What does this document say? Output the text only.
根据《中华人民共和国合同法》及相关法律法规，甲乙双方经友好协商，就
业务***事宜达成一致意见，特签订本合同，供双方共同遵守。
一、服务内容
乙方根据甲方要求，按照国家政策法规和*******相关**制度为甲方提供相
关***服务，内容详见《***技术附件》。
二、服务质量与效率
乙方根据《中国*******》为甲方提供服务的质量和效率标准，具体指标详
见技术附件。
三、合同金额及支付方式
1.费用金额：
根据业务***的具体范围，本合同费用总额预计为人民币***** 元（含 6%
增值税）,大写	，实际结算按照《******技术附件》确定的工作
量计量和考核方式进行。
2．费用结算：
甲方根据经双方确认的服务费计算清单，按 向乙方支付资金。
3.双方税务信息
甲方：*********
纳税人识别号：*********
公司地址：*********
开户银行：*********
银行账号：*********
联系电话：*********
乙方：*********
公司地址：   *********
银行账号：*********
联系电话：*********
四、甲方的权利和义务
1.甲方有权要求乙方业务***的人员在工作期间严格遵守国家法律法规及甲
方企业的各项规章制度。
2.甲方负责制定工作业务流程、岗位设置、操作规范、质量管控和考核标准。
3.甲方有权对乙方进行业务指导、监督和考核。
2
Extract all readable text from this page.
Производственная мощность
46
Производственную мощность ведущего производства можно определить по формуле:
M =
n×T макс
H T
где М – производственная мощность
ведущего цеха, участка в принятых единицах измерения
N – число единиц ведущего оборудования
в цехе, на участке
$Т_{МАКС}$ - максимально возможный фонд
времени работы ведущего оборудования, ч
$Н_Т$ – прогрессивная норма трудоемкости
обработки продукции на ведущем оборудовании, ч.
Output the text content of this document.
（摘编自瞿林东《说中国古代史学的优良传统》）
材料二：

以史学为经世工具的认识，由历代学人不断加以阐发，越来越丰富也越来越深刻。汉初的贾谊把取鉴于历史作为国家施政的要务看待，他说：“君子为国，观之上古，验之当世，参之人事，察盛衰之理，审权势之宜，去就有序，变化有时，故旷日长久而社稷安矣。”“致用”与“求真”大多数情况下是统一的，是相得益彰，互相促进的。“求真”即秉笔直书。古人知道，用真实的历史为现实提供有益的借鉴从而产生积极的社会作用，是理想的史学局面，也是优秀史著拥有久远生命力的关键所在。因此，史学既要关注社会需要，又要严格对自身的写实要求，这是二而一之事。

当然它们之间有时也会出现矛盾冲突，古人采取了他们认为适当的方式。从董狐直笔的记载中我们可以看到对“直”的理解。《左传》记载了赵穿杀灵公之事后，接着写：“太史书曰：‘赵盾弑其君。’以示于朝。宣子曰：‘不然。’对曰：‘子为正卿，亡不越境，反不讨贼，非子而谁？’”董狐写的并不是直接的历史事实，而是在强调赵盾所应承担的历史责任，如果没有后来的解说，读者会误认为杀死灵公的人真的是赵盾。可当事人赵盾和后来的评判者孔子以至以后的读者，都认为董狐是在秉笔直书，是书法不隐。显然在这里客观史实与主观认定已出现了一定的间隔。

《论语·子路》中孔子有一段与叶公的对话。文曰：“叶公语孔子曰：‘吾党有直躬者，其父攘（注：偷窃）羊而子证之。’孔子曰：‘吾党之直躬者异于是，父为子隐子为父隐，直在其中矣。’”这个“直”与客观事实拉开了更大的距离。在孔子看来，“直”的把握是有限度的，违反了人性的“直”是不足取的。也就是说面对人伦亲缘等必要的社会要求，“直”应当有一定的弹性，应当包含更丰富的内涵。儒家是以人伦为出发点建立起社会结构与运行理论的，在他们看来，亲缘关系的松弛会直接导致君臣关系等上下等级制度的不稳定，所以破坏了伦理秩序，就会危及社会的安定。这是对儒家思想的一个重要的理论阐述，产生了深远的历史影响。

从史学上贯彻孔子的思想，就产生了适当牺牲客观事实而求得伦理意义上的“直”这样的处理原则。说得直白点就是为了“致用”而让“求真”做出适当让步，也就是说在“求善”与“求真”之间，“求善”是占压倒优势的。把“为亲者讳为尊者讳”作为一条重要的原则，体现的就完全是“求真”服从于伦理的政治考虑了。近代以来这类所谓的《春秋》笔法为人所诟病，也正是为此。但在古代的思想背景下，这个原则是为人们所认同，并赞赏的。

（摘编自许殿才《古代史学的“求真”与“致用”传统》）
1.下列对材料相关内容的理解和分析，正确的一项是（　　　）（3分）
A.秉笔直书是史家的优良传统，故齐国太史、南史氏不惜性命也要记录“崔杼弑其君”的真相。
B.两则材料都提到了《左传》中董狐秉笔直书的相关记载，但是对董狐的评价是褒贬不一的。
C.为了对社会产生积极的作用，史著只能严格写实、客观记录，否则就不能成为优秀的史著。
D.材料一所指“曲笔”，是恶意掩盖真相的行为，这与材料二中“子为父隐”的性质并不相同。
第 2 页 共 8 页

* * * * * * *

## STATED EXERCISE
Copy the entries above exactly, leaving none out.

## EXPECTED ANSWER
What does this document say? Output the text only.
根据《中华人民共和国合同法》及相关法律法规，甲乙双方经友好协商，就
业务***事宜达成一致意见，特签订本合同，供双方共同遵守。
一、服务内容
乙方根据甲方要求，按照国家政策法规和*******相关**制度为甲方提供相
关***服务，内容详见《***技术附件》。
二、服务质量与效率
乙方根据《中国*******》为甲方提供服务的质量和效率标准，具体指标详
见技术附件。
三、合同金额及支付方式
1.费用金额：
根据业务***的具体范围，本合同费用总额预计为人民币***** 元（含 6%
增值税）,大写	，实际结算按照《******技术附件》确定的工作
量计量和考核方式进行。
2．费用结算：
甲方根据经双方确认的服务费计算清单，按 向乙方支付资金。
3.双方税务信息
甲方：*********
纳税人识别号：*********
公司地址：*********
开户银行：*********
银行账号：*********
联系电话：*********
乙方：*********
公司地址：   *********
银行账号：*********
联系电话：*********
四、甲方的权利和义务
1.甲方有权要求乙方业务***的人员在工作期间严格遵守国家法律法规及甲
方企业的各项规章制度。
2.甲方负责制定工作业务流程、岗位设置、操作规范、质量管控和考核标准。
3.甲方有权对乙方进行业务指导、监督和考核。
2
Extract all readable text from this page.
Производственная мощность
46
Производственную мощность ведущего производства можно определить по формуле:
M =
n×T макс
H T
где М – производственная мощность
ведущего цеха, участка в принятых единицах измерения
N – число единиц ведущего оборудования
в цехе, на участке
$Т_{МАКС}$ - максимально возможный фонд
времени работы ведущего оборудования, ч
$Н_Т$ – прогрессивная норма трудоемкости
обработки продукции на ведущем оборудовании, ч.
Output the text content of this document.
（摘编自瞿林东《说中国古代史学的优良传统》）
材料二：

以史学为经世工具的认识，由历代学人不断加以阐发，越来越丰富也越来越深刻。汉初的贾谊把取鉴于历史作为国家施政的要务看待，他说：“君子为国，观之上古，验之当世，参之人事，察盛衰之理，审权势之宜，去就有序，变化有时，故旷日长久而社稷安矣。”“致用”与“求真”大多数情况下是统一的，是相得益彰，互相促进的。“求真”即秉笔直书。古人知道，用真实的历史为现实提供有益的借鉴从而产生积极的社会作用，是理想的史学局面，也是优秀史著拥有久远生命力的关键所在。因此，史学既要关注社会需要，又要严格对自身的写实要求，这是二而一之事。

当然它们之间有时也会出现矛盾冲突，古人采取了他们认为适当的方式。从董狐直笔的记载中我们可以看到对“直”的理解。《左传》记载了赵穿杀灵公之事后，接着写：“太史书曰：‘赵盾弑其君。’以示于朝。宣子曰：‘不然。’对曰：‘子为正卿，亡不越境，反不讨贼，非子而谁？’”董狐写的并不是直接的历史事实，而是在强调赵盾所应承担的历史责任，如果没有后来的解说，读者会误认为杀死灵公的人真的是赵盾。可当事人赵盾和后来的评判者孔子以至以后的读者，都认为董狐是在秉笔直书，是书法不隐。显然在这里客观史实与主观认定已出现了一定的间隔。

《论语·子路》中孔子有一段与叶公的对话。文曰：“叶公语孔子曰：‘吾党有直躬者，其父攘（注：偷窃）羊而子证之。’孔子曰：‘吾党之直躬者异于是，父为子隐子为父隐，直在其中矣。’”这个“直”与客观事实拉开了更大的距离。在孔子看来，“直”的把握是有限度的，违反了人性的“直”是不足取的。也就是说面对人伦亲缘等必要的社会要求，“直”应当有一定的弹性，应当包含更丰富的内涵。儒家是以人伦为出发点建立起社会结构与运行理论的，在他们看来，亲缘关系的松弛会直接导致君臣关系等上下等级制度的不稳定，所以破坏了伦理秩序，就会危及社会的安定。这是对儒家思想的一个重要的理论阐述，产生了深远的历史影响。

从史学上贯彻孔子的思想，就产生了适当牺牲客观事实而求得伦理意义上的“直”这样的处理原则。说得直白点就是为了“致用”而让“求真”做出适当让步，也就是说在“求善”与“求真”之间，“求善”是占压倒优势的。把“为亲者讳为尊者讳”作为一条重要的原则，体现的就完全是“求真”服从于伦理的政治考虑了。近代以来这类所谓的《春秋》笔法为人所诟病，也正是为此。但在古代的思想背景下，这个原则是为人们所认同，并赞赏的。

（摘编自许殿才《古代史学的“求真”与“致用”传统》）
1.下列对材料相关内容的理解和分析，正确的一项是（　　　）（3分）
A.秉笔直书是史家的优良传统，故齐国太史、南史氏不惜性命也要记录“崔杼弑其君”的真相。
B.两则材料都提到了《左传》中董狐秉笔直书的相关记载，但是对董狐的评价是褒贬不一的。
C.为了对社会产生积极的作用，史著只能严格写实、客观记录，否则就不能成为优秀的史著。
D.材料一所指“曲笔”，是恶意掩盖真相的行为，这与材料二中“子为父隐”的性质并不相同。
第 2 页 共 8 页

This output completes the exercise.